:: What is asked ::
The records that follow are to be transcribed in full, without their images.

:: Data section ::
>>>
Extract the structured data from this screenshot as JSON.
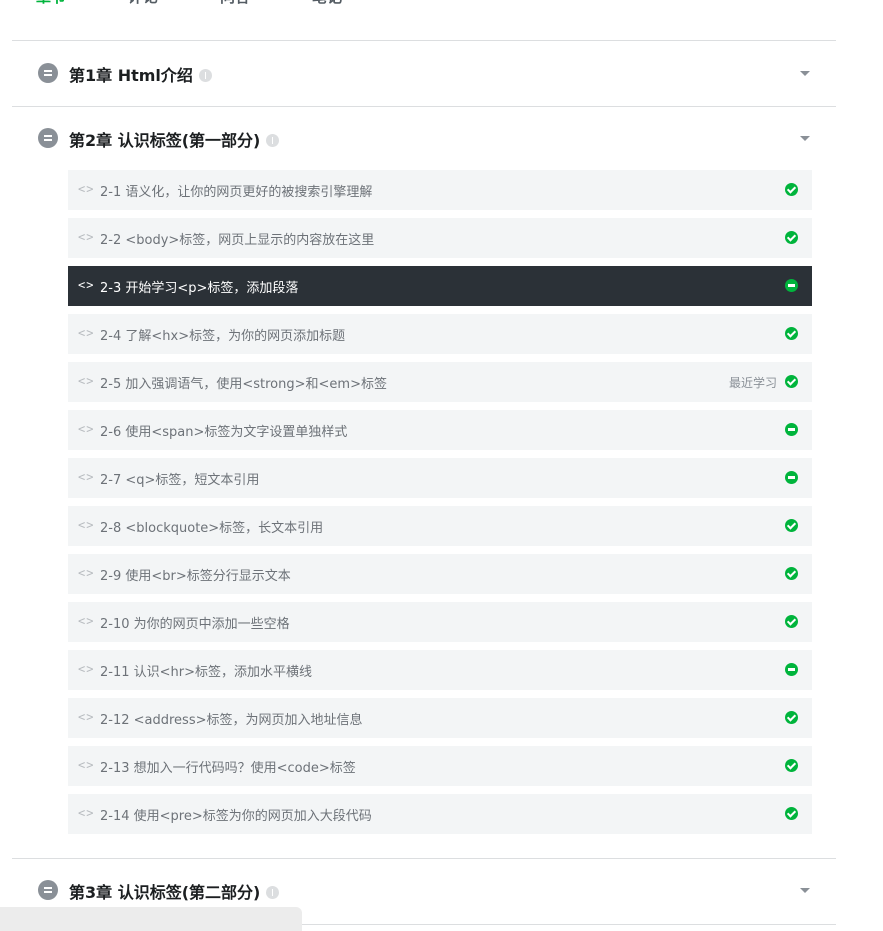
{
  "tabs": [
    "章节",
    "评论",
    "问答",
    "笔记"
  ],
  "chapters": [
    {
      "title": "第1章 Html介绍"
    },
    {
      "title": "第2章 认识标签(第一部分)"
    },
    {
      "title": "第3章 认识标签(第二部分)"
    }
  ],
  "lessons": [
    {
      "title": "2-1 语义化，让你的网页更好的被搜索引擎理解",
      "status": "done"
    },
    {
      "title": "2-2 <body>标签，网页上显示的内容放在这里",
      "status": "done"
    },
    {
      "title": "2-3 开始学习<p>标签，添加段落",
      "status": "half",
      "current": true
    },
    {
      "title": "2-4 了解<hx>标签，为你的网页添加标题",
      "status": "done"
    },
    {
      "title": "2-5 加入强调语气，使用<strong>和<em>标签",
      "status": "done",
      "recent_label": "最近学习"
    },
    {
      "title": "2-6 使用<span>标签为文字设置单独样式",
      "status": "half"
    },
    {
      "title": "2-7 <q>标签，短文本引用",
      "status": "half"
    },
    {
      "title": "2-8 <blockquote>标签，长文本引用",
      "status": "done"
    },
    {
      "title": "2-9 使用<br>标签分行显示文本",
      "status": "done"
    },
    {
      "title": "2-10 为你的网页中添加一些空格",
      "status": "done"
    },
    {
      "title": "2-11 认识<hr>标签，添加水平横线",
      "status": "half"
    },
    {
      "title": "2-12 <address>标签，为网页加入地址信息",
      "status": "done"
    },
    {
      "title": "2-13 想加入一行代码吗？使用<code>标签",
      "status": "done"
    },
    {
      "title": "2-14 使用<pre>标签为你的网页加入大段代码",
      "status": "done"
    }
  ],
  "colors": {
    "accent": "#00b43c",
    "current_bg": "#2b3137",
    "lesson_bg": "#f3f5f6"
  }
}
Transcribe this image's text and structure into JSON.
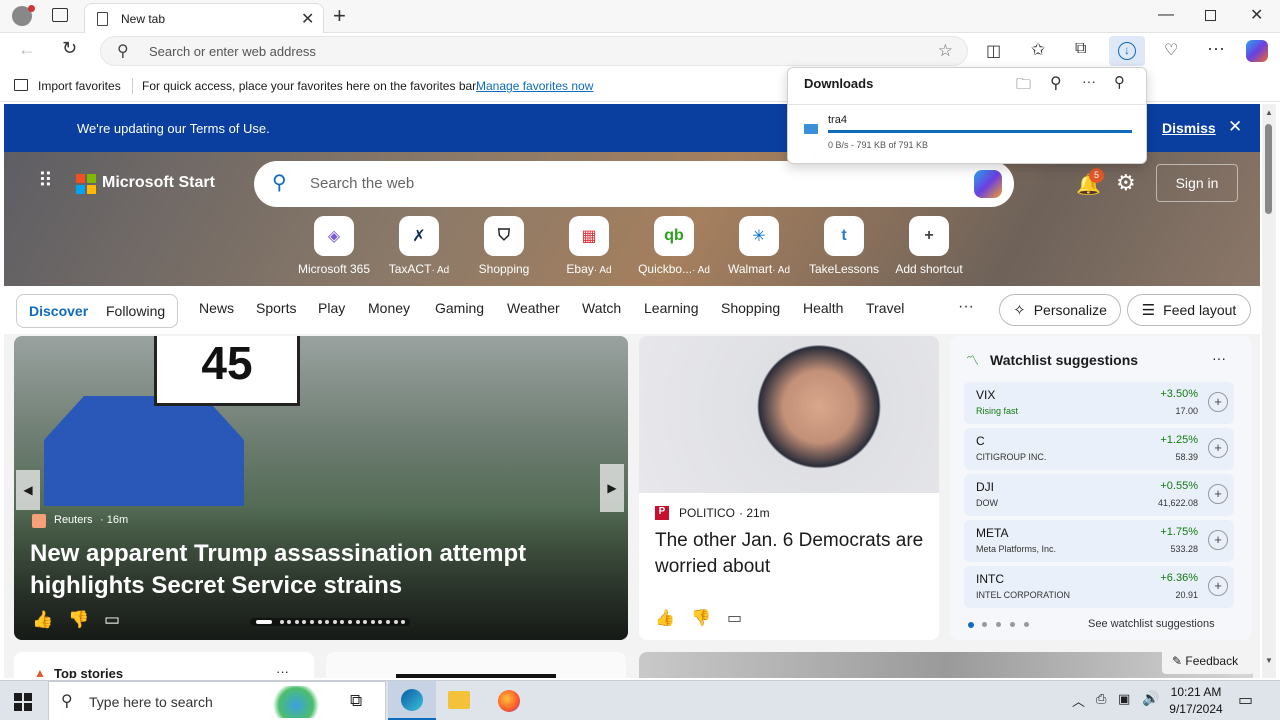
{
  "browser": {
    "tab_title": "New tab",
    "address_placeholder": "Search or enter web address",
    "favbar": {
      "import_label": "Import favorites",
      "message": "For quick access, place your favorites here on the favorites bar.",
      "manage_link": "Manage favorites now"
    }
  },
  "downloads": {
    "title": "Downloads",
    "item": {
      "name": "tra4",
      "status": "0 B/s - 791 KB of 791 KB",
      "progress": 1.0
    }
  },
  "banner": {
    "message": "We're updating our Terms of Use.",
    "dismiss": "Dismiss"
  },
  "header": {
    "brand": "Microsoft Start",
    "search_placeholder": "Search the web",
    "notif_count": "5",
    "sign_in": "Sign in"
  },
  "quicklinks": [
    {
      "label": "Microsoft 365",
      "ad": "",
      "glyph": "◈",
      "color": "#7b5cd6"
    },
    {
      "label": "TaxACT",
      "ad": "· Ad",
      "glyph": "✗",
      "color": "#0d2a5c"
    },
    {
      "label": "Shopping",
      "ad": "",
      "glyph": "⛉",
      "color": "#222222"
    },
    {
      "label": "Ebay",
      "ad": "· Ad",
      "glyph": "▦",
      "color": "#e53238"
    },
    {
      "label": "Quickbo...",
      "ad": "· Ad",
      "glyph": "qb",
      "color": "#2ca01c"
    },
    {
      "label": "Walmart",
      "ad": "· Ad",
      "glyph": "✳",
      "color": "#0071ce"
    },
    {
      "label": "TakeLessons",
      "ad": "",
      "glyph": "t",
      "color": "#2a7bd1"
    },
    {
      "label": "Add shortcut",
      "ad": "",
      "glyph": "+",
      "color": "#444444"
    }
  ],
  "nav": {
    "tabs": [
      "Discover",
      "Following"
    ],
    "items": [
      "News",
      "Sports",
      "Play",
      "Money",
      "Gaming",
      "Weather",
      "Watch",
      "Learning",
      "Shopping",
      "Health",
      "Travel"
    ],
    "more": "···",
    "personalize": "Personalize",
    "feed_layout": "Feed layout"
  },
  "hero_story": {
    "source": "Reuters",
    "time": "· 16m",
    "headline": "New apparent Trump assassination attempt highlights Secret Service strains",
    "sign_text": "45"
  },
  "story2": {
    "source": "POLITICO",
    "time": "· 21m",
    "headline": "The other Jan. 6 Democrats are worried about"
  },
  "watchlist": {
    "title": "Watchlist suggestions",
    "menu": "···",
    "rows": [
      {
        "symbol": "VIX",
        "name": "Rising fast",
        "change": "+3.50%",
        "price": "17.00"
      },
      {
        "symbol": "C",
        "name": "CITIGROUP INC.",
        "change": "+1.25%",
        "price": "58.39"
      },
      {
        "symbol": "DJI",
        "name": "DOW",
        "change": "+0.55%",
        "price": "41,622.08"
      },
      {
        "symbol": "META",
        "name": "Meta Platforms, Inc.",
        "change": "+1.75%",
        "price": "533.28"
      },
      {
        "symbol": "INTC",
        "name": "INTEL CORPORATION",
        "change": "+6.36%",
        "price": "20.91"
      }
    ],
    "see_more": "See watchlist suggestions"
  },
  "bottom": {
    "top_stories": "Top stories",
    "feedback": "Feedback"
  },
  "taskbar": {
    "search_placeholder": "Type here to search",
    "time": "10:21 AM",
    "date": "9/17/2024"
  },
  "colors": {
    "accent": "#0a3fa0",
    "link": "#0f6cbd",
    "positive": "#107c10"
  }
}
<<<
:: Solved problem ::
Extract the structured data from this screenshot as JSON.
{
  "tabs": [
    "章节",
    "评论",
    "问答",
    "笔记"
  ],
  "chapters": [
    {
      "title": "第1章 Html介绍"
    },
    {
      "title": "第2章 认识标签(第一部分)"
    },
    {
      "title": "第3章 认识标签(第二部分)"
    }
  ],
  "lessons": [
    {
      "title": "2-1 语义化，让你的网页更好的被搜索引擎理解",
      "status": "done"
    },
    {
      "title": "2-2 <body>标签，网页上显示的内容放在这里",
      "status": "done"
    },
    {
      "title": "2-3 开始学习<p>标签，添加段落",
      "status": "half",
      "current": true
    },
    {
      "title": "2-4 了解<hx>标签，为你的网页添加标题",
      "status": "done"
    },
    {
      "title": "2-5 加入强调语气，使用<strong>和<em>标签",
      "status": "done",
      "recent_label": "最近学习"
    },
    {
      "title": "2-6 使用<span>标签为文字设置单独样式",
      "status": "half"
    },
    {
      "title": "2-7 <q>标签，短文本引用",
      "status": "half"
    },
    {
      "title": "2-8 <blockquote>标签，长文本引用",
      "status": "done"
    },
    {
      "title": "2-9 使用<br>标签分行显示文本",
      "status": "done"
    },
    {
      "title": "2-10 为你的网页中添加一些空格",
      "status": "done"
    },
    {
      "title": "2-11 认识<hr>标签，添加水平横线",
      "status": "half"
    },
    {
      "title": "2-12 <address>标签，为网页加入地址信息",
      "status": "done"
    },
    {
      "title": "2-13 想加入一行代码吗？使用<code>标签",
      "status": "done"
    },
    {
      "title": "2-14 使用<pre>标签为你的网页加入大段代码",
      "status": "done"
    }
  ],
  "colors": {
    "accent": "#00b43c",
    "current_bg": "#2b3137",
    "lesson_bg": "#f3f5f6"
  }
}
Transcribe this image's text and structure into JSON.
{
  "browser": {
    "tab_title": "New tab",
    "address_placeholder": "Search or enter web address",
    "favbar": {
      "import_label": "Import favorites",
      "message": "For quick access, place your favorites here on the favorites bar.",
      "manage_link": "Manage favorites now"
    }
  },
  "downloads": {
    "title": "Downloads",
    "item": {
      "name": "tra4",
      "status": "0 B/s - 791 KB of 791 KB",
      "progress": 1.0
    }
  },
  "banner": {
    "message": "We're updating our Terms of Use.",
    "dismiss": "Dismiss"
  },
  "header": {
    "brand": "Microsoft Start",
    "search_placeholder": "Search the web",
    "notif_count": "5",
    "sign_in": "Sign in"
  },
  "quicklinks": [
    {
      "label": "Microsoft 365",
      "ad": "",
      "glyph": "◈",
      "color": "#7b5cd6"
    },
    {
      "label": "TaxACT",
      "ad": "· Ad",
      "glyph": "✗",
      "color": "#0d2a5c"
    },
    {
      "label": "Shopping",
      "ad": "",
      "glyph": "⛉",
      "color": "#222222"
    },
    {
      "label": "Ebay",
      "ad": "· Ad",
      "glyph": "▦",
      "color": "#e53238"
    },
    {
      "label": "Quickbo...",
      "ad": "· Ad",
      "glyph": "qb",
      "color": "#2ca01c"
    },
    {
      "label": "Walmart",
      "ad": "· Ad",
      "glyph": "✳",
      "color": "#0071ce"
    },
    {
      "label": "TakeLessons",
      "ad": "",
      "glyph": "t",
      "color": "#2a7bd1"
    },
    {
      "label": "Add shortcut",
      "ad": "",
      "glyph": "+",
      "color": "#444444"
    }
  ],
  "nav": {
    "tabs": [
      "Discover",
      "Following"
    ],
    "items": [
      "News",
      "Sports",
      "Play",
      "Money",
      "Gaming",
      "Weather",
      "Watch",
      "Learning",
      "Shopping",
      "Health",
      "Travel"
    ],
    "more": "···",
    "personalize": "Personalize",
    "feed_layout": "Feed layout"
  },
  "hero_story": {
    "source": "Reuters",
    "time": "· 16m",
    "headline": "New apparent Trump assassination attempt highlights Secret Service strains",
    "sign_text": "45"
  },
  "story2": {
    "source": "POLITICO",
    "time": "· 21m",
    "headline": "The other Jan. 6 Democrats are worried about"
  },
  "watchlist": {
    "title": "Watchlist suggestions",
    "menu": "···",
    "rows": [
      {
        "symbol": "VIX",
        "name": "Rising fast",
        "change": "+3.50%",
        "price": "17.00"
      },
      {
        "symbol": "C",
        "name": "CITIGROUP INC.",
        "change": "+1.25%",
        "price": "58.39"
      },
      {
        "symbol": "DJI",
        "name": "DOW",
        "change": "+0.55%",
        "price": "41,622.08"
      },
      {
        "symbol": "META",
        "name": "Meta Platforms, Inc.",
        "change": "+1.75%",
        "price": "533.28"
      },
      {
        "symbol": "INTC",
        "name": "INTEL CORPORATION",
        "change": "+6.36%",
        "price": "20.91"
      }
    ],
    "see_more": "See watchlist suggestions"
  },
  "bottom": {
    "top_stories": "Top stories",
    "feedback": "Feedback"
  },
  "taskbar": {
    "search_placeholder": "Type here to search",
    "time": "10:21 AM",
    "date": "9/17/2024"
  },
  "colors": {
    "accent": "#0a3fa0",
    "link": "#0f6cbd",
    "positive": "#107c10"
  }
}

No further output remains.